_Task requirements_
Please quote the material exactly, every line of it.

[Items from a figure collection]
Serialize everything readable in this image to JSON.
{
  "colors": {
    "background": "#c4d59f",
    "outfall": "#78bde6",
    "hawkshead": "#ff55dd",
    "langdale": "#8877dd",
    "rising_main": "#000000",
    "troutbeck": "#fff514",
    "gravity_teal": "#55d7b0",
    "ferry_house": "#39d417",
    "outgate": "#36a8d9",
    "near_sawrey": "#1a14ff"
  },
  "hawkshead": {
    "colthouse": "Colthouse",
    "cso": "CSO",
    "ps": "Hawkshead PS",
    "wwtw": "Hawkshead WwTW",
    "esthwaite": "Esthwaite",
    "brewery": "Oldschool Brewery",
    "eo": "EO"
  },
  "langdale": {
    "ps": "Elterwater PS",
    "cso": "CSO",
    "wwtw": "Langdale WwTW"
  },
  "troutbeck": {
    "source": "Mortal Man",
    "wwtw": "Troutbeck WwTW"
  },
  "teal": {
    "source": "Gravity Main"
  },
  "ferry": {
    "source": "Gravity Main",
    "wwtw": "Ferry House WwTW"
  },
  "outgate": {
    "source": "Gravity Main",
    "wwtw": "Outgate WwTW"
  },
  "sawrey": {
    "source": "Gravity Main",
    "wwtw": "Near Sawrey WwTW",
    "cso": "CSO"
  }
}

_Solution for this exercise_
Serialize everything readable in this image to JSON.
{
  "colors": {
    "background": "#c4d59f",
    "outfall": "#78bde6",
    "hawkshead": "#ff55dd",
    "langdale": "#8877dd",
    "rising_main": "#000000",
    "troutbeck": "#fff514",
    "gravity_teal": "#55d7b0",
    "ferry_house": "#39d417",
    "outgate": "#36a8d9",
    "near_sawrey": "#1a14ff"
  },
  "hawkshead": {
    "colthouse": "Colthouse",
    "cso": "CSO",
    "ps": "Hawkshead PS",
    "wwtw": "Hawkshead WwTW",
    "esthwaite": "Esthwaite",
    "brewery": "Oldschool Brewery",
    "eo": "EO"
  },
  "langdale": {
    "ps": "Elterwater PS",
    "cso": "CSO",
    "wwtw": "Langdale WwTW"
  },
  "troutbeck": {
    "source": "Mortal Man",
    "wwtw": "Troutbeck WwTW"
  },
  "teal": {
    "source": "Gravity Main"
  },
  "ferry": {
    "source": "Gravity Main",
    "wwtw": "Ferry House WwTW"
  },
  "outgate": {
    "source": "Gravity Main",
    "wwtw": "Outgate WwTW"
  },
  "sawrey": {
    "source": "Gravity Main",
    "wwtw": "Near Sawrey WwTW",
    "cso": "CSO"
  }
}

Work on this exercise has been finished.